[BRIEF]: Copy the records word for word, starting from the beginning and stopping after the line that contains "The drive circuit", including that line.

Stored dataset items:
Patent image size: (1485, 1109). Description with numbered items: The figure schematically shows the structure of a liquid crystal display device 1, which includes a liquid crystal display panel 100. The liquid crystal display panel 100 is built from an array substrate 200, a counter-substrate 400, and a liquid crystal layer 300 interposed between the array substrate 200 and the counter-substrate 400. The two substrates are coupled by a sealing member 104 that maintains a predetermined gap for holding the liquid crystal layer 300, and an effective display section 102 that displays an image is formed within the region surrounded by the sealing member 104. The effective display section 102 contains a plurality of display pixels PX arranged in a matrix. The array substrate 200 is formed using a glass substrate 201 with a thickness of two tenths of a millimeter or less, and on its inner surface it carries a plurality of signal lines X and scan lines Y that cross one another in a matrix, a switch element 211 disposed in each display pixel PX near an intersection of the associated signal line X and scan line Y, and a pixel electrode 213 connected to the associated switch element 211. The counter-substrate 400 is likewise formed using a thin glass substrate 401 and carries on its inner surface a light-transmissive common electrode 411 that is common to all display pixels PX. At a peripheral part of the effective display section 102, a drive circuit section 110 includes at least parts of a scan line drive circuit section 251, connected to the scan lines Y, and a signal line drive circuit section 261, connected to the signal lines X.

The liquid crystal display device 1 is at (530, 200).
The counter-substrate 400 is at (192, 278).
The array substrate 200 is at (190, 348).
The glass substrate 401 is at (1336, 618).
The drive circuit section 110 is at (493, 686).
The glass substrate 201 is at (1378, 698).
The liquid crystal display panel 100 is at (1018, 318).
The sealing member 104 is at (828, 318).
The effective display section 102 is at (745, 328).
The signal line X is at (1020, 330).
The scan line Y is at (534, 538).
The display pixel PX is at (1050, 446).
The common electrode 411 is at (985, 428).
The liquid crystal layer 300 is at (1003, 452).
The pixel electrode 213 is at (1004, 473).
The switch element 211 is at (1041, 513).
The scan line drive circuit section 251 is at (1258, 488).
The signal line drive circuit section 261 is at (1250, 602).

[REPLY]:
Patent image size: (1485, 1109). Description with numbered items: The figure schematically shows the structure of a liquid crystal display device 1, which includes a liquid crystal display panel 100. The liquid crystal display panel 100 is built from an array substrate 200, a counter-substrate 400, and a liquid crystal layer 300 interposed between the array substrate 200 and the counter-substrate 400. The two substrates are coupled by a sealing member 104 that maintains a predetermined gap for holding the liquid crystal layer 300, and an effective display section 102 that displays an image is formed within the region surrounded by the sealing member 104. The effective display section 102 contains a plurality of display pixels PX arranged in a matrix. The array substrate 200 is formed using a glass substrate 201 with a thickness of two tenths of a millimeter or less, and on its inner surface it carries a plurality of signal lines X and scan lines Y that cross one another in a matrix, a switch element 211 disposed in each display pixel PX near an intersection of the associated signal line X and scan line Y, and a pixel electrode 213 connected to the associated switch element 211. The counter-substrate 400 is likewise formed using a thin glass substrate 401 and carries on its inner surface a light-transmissive common electrode 411 that is common to all display pixels PX. At a peripheral part of the effective display section 102, a drive circuit section 110 includes at least parts of a scan line drive circuit section 251, connected to the scan lines Y, and a signal line drive circuit section 261, connected to the signal lines X.

The liquid crystal display device 1 is at (530, 200).
The counter-substrate 400 is at (192, 278).
The array substrate 200 is at (190, 348).
The glass substrate 401 is at (1336, 618).
The drive circuit section 110 is at (493, 686).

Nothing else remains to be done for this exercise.